§ Texto fornecido:
^^^^
É muito importante ressaltar que o empreendimento não tem ainda o licenciamento ambiental. O Processo de Licenciamento é federal (pois a obra afeta dois Estados diferentes) e desenvolve-se perante o escritório baiano do IBAMA, em Salvador (n. 02001.022704/2018-96). O licenciamento ambiental de LTs submete-se a uma regra própria (a Portaria MMA 421, de 26.10.2011), onde está dito que via de regra o procedimento será simplificado, mas deverá ser adotado o procedimento ordinário (onde há mais exigências e estudos, e maior publicidade e espaços e participação social, como a audiência pública) quando ocorrer alguma das circunstâncias descritas no seu art. 5º, dentre as quais: “I – remoção de população que implique na inviabilização da comunidade e/ou sua completa remoção; II – afetação de unidades de conservação de proteção integral; […] V – intervenção em território quilombola”.
O Relatório Ambiental Simplificado apresentado pelo empreendimento ao IBAMA não afasta de maneira clara estas condicionantes. Ainda mais grave: o IBAMA autorizou o regime simplificado de licenciamento em Termo de Referência datado de 14.11.2018 e só depois, por meio do Ofício 530/2018/GGLIN/DLIC/IBAMA, de 19.11.2018, solicitou da Fundação Palmares informações sobre a existência de comunidades quilombolas afetadas pela obra. E elas existem em grande número: Curral de Fora, em Água Fria (onde a LT também afeta o Projeto de Assentamento Menino Jesus); Subaé, Gavião, Cavaco, Paus Altos e Santo Antônio, em Antônio Cardoso; Vila nova, em Biritinga; Lagoa Grande, Matinha e Fazenda Candeal II, em Feira de Santana; Mussuca, em Laranjeiras e Quebra-Chifre, em Riachuelo (as duas últimas, no Estado de Sergipe).
^^^^
§ Informações fornecidas:
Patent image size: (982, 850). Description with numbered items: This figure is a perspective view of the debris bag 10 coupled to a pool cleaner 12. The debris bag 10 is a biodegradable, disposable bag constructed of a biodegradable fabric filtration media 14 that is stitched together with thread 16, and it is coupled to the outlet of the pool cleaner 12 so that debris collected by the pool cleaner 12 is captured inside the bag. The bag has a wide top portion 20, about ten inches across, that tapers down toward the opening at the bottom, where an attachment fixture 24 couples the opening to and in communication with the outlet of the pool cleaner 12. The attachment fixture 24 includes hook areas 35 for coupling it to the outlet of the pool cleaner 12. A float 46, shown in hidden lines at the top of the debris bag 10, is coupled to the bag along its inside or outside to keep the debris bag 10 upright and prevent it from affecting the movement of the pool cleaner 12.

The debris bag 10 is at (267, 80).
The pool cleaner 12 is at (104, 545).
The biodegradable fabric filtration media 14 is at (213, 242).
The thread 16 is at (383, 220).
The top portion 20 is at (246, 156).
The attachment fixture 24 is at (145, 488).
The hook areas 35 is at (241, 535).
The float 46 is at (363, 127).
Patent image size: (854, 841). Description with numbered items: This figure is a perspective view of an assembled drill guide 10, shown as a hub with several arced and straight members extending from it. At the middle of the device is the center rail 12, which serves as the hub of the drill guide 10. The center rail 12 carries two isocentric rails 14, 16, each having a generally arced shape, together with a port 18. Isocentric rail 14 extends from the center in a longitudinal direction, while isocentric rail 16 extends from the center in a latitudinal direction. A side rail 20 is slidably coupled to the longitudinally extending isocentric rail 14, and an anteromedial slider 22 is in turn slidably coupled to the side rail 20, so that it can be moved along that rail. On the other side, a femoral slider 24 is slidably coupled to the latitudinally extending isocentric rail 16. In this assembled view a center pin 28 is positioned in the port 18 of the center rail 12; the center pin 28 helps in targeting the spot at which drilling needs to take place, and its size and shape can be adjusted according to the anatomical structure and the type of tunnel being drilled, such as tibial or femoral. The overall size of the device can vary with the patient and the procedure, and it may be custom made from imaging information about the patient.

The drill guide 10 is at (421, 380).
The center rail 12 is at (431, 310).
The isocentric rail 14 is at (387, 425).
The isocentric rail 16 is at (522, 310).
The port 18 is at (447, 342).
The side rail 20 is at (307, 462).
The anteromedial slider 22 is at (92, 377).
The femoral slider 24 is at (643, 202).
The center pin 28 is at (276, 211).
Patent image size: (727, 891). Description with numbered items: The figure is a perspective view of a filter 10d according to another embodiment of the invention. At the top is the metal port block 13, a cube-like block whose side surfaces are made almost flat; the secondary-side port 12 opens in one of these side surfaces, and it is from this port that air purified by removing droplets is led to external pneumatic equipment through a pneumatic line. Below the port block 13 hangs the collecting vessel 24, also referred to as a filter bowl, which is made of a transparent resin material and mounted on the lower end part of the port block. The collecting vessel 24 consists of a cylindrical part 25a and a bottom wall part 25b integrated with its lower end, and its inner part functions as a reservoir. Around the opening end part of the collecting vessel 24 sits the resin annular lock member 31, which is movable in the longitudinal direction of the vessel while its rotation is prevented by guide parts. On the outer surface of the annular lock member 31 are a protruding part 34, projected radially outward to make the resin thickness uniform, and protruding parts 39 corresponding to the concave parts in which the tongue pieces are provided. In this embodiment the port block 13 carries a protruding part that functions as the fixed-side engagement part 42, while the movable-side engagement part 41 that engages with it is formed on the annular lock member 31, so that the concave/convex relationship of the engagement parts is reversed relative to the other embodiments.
^^^^
§ Objetivo do exercício:
De acordo com o texto sobre o licenciamento ambiental do empreendimento, em que data o IBAMA autorizou o regime simplificado de licenciamento? A listagem é um material à parte, sem relação com o texto.

§ Resultado esperado:
Em 14.11.2018, por meio de Termo de Referência.